━━ Provided records ━━

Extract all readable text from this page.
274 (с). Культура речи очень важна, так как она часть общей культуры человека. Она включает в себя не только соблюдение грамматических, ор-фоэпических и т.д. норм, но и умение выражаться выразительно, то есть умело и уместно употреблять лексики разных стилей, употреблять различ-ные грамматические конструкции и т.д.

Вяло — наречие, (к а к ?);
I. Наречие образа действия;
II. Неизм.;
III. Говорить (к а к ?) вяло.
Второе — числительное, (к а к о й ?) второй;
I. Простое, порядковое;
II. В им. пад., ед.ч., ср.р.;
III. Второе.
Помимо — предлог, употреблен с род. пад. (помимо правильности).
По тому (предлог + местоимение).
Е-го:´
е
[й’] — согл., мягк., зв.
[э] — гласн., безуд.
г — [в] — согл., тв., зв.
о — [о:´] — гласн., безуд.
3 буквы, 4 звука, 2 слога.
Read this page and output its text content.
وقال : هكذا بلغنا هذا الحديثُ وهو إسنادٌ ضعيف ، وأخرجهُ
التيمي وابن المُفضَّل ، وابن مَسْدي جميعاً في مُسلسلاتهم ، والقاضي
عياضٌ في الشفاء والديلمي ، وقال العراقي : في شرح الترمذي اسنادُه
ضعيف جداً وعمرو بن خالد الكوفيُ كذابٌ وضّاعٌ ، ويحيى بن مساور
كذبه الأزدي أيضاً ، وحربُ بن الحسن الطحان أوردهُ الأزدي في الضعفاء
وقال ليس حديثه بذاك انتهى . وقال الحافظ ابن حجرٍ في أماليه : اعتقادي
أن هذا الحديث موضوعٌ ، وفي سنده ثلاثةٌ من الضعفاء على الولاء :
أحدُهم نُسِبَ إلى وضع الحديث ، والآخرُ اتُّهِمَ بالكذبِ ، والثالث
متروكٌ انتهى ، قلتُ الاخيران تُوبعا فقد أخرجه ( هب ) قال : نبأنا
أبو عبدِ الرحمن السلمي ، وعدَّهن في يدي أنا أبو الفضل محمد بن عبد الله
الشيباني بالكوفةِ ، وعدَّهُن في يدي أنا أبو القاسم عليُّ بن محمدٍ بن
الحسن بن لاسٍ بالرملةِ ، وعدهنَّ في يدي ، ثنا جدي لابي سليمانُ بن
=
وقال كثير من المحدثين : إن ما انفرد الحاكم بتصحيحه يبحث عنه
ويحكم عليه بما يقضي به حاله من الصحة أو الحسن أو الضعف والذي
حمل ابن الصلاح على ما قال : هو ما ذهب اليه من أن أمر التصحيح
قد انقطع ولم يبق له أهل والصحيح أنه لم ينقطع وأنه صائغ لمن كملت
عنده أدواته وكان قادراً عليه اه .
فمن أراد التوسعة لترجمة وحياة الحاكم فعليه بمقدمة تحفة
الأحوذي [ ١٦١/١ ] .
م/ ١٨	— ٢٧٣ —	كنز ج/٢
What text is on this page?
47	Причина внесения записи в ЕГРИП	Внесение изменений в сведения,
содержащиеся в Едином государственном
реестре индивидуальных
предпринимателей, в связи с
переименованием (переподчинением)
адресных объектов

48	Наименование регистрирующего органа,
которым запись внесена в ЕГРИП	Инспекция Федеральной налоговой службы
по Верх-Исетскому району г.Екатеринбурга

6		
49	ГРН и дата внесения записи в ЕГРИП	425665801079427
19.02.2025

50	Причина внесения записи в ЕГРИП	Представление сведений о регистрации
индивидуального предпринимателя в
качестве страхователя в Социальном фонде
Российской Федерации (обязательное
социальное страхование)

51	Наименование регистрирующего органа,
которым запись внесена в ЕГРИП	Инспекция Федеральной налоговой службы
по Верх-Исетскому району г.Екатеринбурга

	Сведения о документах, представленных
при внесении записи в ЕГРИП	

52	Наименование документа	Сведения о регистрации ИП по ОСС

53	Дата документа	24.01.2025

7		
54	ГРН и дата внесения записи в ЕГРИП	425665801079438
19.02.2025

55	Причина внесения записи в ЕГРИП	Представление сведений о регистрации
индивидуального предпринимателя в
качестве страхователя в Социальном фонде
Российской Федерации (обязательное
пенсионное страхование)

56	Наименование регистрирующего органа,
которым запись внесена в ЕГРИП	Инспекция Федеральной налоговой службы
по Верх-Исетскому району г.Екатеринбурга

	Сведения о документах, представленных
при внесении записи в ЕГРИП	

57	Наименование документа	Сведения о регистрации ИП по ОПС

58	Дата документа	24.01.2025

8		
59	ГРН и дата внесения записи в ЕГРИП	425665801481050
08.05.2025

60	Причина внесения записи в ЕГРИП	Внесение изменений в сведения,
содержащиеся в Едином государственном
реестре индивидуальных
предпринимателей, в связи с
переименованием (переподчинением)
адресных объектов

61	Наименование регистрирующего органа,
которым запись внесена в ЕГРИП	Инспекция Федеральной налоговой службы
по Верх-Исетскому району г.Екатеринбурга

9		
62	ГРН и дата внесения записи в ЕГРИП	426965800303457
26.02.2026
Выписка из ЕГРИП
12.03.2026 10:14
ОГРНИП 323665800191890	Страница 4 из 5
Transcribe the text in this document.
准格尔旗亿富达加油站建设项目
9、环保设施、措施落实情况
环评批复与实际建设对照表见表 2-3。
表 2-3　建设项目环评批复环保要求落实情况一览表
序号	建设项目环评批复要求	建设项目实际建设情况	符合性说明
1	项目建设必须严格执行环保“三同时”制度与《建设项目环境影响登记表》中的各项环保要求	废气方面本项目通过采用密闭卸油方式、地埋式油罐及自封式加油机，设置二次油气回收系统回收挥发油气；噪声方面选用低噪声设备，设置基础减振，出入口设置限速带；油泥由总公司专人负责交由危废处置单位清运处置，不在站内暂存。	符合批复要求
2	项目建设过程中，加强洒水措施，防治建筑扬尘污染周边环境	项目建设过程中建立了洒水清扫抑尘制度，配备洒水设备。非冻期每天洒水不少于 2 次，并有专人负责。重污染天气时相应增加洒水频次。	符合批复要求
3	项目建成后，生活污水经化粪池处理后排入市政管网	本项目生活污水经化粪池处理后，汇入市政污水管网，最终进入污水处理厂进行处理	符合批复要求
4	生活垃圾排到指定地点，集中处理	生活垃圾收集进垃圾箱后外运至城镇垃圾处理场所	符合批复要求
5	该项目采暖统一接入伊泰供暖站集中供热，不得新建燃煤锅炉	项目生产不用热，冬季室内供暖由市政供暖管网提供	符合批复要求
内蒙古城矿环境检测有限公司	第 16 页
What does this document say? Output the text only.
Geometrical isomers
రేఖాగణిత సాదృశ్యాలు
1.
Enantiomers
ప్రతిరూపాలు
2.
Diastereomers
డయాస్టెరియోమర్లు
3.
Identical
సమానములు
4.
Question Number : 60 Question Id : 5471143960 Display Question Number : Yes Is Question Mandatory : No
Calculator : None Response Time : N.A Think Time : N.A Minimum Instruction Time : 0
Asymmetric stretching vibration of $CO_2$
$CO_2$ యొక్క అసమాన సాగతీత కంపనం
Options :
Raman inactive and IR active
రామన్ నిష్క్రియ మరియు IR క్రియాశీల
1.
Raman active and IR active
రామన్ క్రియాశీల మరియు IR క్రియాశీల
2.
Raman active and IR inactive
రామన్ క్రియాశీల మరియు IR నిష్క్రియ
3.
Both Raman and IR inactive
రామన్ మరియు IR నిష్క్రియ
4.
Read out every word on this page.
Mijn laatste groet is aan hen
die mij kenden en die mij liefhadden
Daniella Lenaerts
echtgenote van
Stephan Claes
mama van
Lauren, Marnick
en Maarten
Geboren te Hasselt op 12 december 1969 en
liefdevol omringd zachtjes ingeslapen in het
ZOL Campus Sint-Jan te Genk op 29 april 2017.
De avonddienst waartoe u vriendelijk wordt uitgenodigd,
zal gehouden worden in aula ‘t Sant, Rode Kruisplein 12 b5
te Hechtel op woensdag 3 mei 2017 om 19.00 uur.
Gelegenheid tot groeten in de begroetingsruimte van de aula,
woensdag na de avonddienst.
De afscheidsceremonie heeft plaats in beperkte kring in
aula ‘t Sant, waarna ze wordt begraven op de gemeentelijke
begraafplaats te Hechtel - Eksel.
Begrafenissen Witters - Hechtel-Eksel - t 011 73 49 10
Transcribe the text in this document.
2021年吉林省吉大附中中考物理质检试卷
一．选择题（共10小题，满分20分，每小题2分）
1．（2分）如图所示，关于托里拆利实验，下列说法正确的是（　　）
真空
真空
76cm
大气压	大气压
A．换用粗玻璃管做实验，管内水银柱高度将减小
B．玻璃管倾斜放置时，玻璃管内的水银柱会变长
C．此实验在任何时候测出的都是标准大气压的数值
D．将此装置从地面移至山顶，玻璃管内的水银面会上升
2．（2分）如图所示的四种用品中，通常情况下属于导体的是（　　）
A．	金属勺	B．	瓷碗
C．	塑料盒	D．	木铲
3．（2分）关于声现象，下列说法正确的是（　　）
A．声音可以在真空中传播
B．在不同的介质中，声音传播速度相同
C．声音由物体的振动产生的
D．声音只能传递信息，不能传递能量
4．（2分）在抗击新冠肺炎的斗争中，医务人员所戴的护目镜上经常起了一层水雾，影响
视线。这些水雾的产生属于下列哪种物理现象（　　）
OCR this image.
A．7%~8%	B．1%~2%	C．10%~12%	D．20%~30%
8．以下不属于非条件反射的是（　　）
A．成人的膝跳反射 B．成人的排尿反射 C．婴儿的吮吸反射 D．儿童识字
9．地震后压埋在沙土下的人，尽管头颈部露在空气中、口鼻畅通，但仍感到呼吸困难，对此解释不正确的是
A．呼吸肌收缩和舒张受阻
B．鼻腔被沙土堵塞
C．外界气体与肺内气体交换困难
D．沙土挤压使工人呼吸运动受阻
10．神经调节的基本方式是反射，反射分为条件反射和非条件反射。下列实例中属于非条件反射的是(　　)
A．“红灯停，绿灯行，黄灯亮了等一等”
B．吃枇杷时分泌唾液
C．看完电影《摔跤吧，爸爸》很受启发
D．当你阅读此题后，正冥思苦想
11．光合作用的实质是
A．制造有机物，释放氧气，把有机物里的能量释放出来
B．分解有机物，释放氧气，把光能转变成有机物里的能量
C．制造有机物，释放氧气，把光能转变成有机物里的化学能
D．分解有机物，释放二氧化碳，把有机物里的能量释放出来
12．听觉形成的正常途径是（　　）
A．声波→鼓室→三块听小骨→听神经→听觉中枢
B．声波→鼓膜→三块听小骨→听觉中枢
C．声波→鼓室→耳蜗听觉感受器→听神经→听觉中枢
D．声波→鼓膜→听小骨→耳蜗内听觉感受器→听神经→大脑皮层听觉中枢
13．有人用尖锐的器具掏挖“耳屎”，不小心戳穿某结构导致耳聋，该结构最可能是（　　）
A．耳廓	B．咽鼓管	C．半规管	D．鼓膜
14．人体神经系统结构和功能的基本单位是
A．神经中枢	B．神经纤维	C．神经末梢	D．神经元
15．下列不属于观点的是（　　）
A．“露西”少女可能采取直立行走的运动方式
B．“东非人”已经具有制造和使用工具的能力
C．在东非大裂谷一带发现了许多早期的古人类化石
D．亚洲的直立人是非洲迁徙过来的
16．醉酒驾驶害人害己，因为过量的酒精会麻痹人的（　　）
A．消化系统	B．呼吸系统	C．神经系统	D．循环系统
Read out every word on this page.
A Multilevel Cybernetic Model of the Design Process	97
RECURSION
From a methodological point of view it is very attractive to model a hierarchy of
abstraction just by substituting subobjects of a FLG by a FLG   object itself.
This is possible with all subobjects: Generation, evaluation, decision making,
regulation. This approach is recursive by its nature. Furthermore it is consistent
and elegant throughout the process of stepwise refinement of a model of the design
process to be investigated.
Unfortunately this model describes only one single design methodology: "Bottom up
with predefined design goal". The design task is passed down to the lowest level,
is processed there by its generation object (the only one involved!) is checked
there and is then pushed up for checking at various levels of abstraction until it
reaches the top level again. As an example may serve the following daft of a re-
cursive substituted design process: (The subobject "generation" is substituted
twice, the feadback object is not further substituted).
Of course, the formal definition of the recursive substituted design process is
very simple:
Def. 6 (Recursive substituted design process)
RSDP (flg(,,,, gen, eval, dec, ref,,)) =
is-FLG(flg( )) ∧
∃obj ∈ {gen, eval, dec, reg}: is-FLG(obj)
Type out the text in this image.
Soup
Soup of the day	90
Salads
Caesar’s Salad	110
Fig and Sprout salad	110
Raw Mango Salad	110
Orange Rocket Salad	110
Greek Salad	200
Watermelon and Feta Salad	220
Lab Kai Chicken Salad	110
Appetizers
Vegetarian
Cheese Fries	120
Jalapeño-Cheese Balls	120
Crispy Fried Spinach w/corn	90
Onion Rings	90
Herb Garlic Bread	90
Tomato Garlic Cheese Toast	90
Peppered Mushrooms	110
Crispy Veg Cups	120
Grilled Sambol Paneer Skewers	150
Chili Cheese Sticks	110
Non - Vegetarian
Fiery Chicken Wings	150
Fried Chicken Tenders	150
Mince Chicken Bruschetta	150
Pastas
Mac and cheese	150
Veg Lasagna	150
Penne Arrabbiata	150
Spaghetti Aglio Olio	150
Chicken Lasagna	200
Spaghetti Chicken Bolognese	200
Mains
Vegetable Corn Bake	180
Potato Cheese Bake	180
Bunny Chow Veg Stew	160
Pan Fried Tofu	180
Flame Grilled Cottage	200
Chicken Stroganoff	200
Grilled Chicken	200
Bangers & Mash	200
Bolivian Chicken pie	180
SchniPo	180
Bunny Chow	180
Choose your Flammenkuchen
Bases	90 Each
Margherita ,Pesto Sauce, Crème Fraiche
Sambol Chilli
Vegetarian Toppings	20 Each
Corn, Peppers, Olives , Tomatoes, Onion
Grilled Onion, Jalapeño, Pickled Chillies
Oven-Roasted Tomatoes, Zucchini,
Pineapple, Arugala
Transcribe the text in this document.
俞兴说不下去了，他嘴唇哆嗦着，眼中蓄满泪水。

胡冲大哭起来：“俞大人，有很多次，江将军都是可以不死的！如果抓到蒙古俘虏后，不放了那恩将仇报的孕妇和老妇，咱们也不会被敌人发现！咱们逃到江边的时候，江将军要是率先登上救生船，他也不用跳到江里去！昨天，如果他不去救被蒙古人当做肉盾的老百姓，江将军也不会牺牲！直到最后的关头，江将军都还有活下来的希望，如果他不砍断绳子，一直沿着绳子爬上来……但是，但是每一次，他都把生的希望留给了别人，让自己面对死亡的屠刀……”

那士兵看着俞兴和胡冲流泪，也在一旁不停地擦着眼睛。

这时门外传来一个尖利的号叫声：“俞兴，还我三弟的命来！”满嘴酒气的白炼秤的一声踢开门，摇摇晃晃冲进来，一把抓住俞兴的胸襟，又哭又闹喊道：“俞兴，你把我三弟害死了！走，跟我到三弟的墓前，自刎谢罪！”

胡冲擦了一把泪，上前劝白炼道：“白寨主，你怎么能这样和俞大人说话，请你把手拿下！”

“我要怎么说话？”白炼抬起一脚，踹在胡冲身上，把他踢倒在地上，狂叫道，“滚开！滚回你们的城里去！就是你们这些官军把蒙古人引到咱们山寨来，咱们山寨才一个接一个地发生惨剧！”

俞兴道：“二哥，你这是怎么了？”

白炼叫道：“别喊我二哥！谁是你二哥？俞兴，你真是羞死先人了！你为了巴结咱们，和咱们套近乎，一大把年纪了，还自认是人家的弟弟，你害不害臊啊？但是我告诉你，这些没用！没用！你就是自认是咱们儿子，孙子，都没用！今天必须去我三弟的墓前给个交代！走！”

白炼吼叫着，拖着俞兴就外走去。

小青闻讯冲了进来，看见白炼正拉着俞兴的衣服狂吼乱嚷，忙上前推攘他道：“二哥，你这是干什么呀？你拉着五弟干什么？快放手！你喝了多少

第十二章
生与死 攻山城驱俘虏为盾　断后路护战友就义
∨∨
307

━━━

*Problem description:* Within the material above, find the lines that contain the word "الحسن"; copy them.

*Task response:*
كذبه الأزدي أيضاً ، وحربُ بن الحسن الطحان أوردهُ الأزدي في الضعفاء
الحسن بن لاسٍ بالرملةِ ، وعدهنَّ في يدي ، ثنا جدي لابي سليمانُ بن
ويحكم عليه بما يقضي به حاله من الصحة أو الحسن أو الضعف والذي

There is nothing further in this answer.